── Given information

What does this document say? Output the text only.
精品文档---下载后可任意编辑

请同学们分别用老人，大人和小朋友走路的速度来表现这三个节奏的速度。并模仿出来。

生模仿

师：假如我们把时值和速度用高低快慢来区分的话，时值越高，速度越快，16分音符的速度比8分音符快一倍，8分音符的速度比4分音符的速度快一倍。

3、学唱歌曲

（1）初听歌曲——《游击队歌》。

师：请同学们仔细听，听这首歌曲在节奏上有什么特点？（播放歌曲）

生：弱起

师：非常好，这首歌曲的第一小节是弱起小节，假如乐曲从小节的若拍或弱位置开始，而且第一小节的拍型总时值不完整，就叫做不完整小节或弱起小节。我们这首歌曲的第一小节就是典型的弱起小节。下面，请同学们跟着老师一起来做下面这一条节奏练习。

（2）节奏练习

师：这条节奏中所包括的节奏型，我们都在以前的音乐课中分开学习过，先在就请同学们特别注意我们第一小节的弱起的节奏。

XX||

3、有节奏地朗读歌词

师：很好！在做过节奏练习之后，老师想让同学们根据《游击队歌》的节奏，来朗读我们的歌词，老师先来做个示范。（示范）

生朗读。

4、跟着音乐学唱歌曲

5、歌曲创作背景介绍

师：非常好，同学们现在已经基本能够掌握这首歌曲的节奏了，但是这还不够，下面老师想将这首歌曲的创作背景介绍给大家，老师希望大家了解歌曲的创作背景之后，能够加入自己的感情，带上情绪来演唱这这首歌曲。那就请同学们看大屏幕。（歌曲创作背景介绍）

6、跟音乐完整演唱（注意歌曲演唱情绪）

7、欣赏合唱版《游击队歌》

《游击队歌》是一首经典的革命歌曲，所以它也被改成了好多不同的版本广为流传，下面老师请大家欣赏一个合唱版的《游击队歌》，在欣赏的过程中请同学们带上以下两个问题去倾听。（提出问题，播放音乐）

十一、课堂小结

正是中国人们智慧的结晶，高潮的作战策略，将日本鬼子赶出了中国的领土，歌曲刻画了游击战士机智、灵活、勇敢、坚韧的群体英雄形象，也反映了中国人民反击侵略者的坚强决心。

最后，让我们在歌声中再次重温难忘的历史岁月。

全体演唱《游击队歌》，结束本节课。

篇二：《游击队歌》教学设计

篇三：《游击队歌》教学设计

────

Task instructions. Each entry above is to be printed again exactly.

Response.
What does this document say? Output the text only.
精品文档---下载后可任意编辑

请同学们分别用老人，大人和小朋友走路的速度来表现这三个节奏的速度。并模仿出来。

生模仿

师：假如我们把时值和速度用高低快慢来区分的话，时值越高，速度越快，16分音符的速度比8分音符快一倍，8分音符的速度比4分音符的速度快一倍。

3、学唱歌曲

（1）初听歌曲——《游击队歌》。

师：请同学们仔细听，听这首歌曲在节奏上有什么特点？（播放歌曲）

生：弱起

师：非常好，这首歌曲的第一小节是弱起小节，假如乐曲从小节的若拍或弱位置开始，而且第一小节的拍型总时值不完整，就叫做不完整小节或弱起小节。我们这首歌曲的第一小节就是典型的弱起小节。下面，请同学们跟着老师一起来做下面这一条节奏练习。

（2）节奏练习

师：这条节奏中所包括的节奏型，我们都在以前的音乐课中分开学习过，先在就请同学们特别注意我们第一小节的弱起的节奏。

XX||

3、有节奏地朗读歌词

师：很好！在做过节奏练习之后，老师想让同学们根据《游击队歌》的节奏，来朗读我们的歌词，老师先来做个示范。（示范）

生朗读。

4、跟着音乐学唱歌曲

5、歌曲创作背景介绍

师：非常好，同学们现在已经基本能够掌握这首歌曲的节奏了，但是这还不够，下面老师想将这首歌曲的创作背景介绍给大家，老师希望大家了解歌曲的创作背景之后，能够加入自己的感情，带上情绪来演唱这这首歌曲。那就请同学们看大屏幕。（歌曲创作背景介绍）

6、跟音乐完整演唱（注意歌曲演唱情绪）

7、欣赏合唱版《游击队歌》

《游击队歌》是一首经典的革命歌曲，所以它也被改成了好多不同的版本广为流传，下面老师请大家欣赏一个合唱版的《游击队歌》，在欣赏的过程中请同学们带上以下两个问题去倾听。（提出问题，播放音乐）

十一、课堂小结

正是中国人们智慧的结晶，高潮的作战策略，将日本鬼子赶出了中国的领土，歌曲刻画了游击战士机智、灵活、勇敢、坚韧的群体英雄形象，也反映了中国人民反击侵略者的坚强决心。

最后，让我们在歌声中再次重温难忘的历史岁月。

全体演唱《游击队歌》，结束本节课。

篇二：《游击队歌》教学设计

篇三：《游击队歌》教学设计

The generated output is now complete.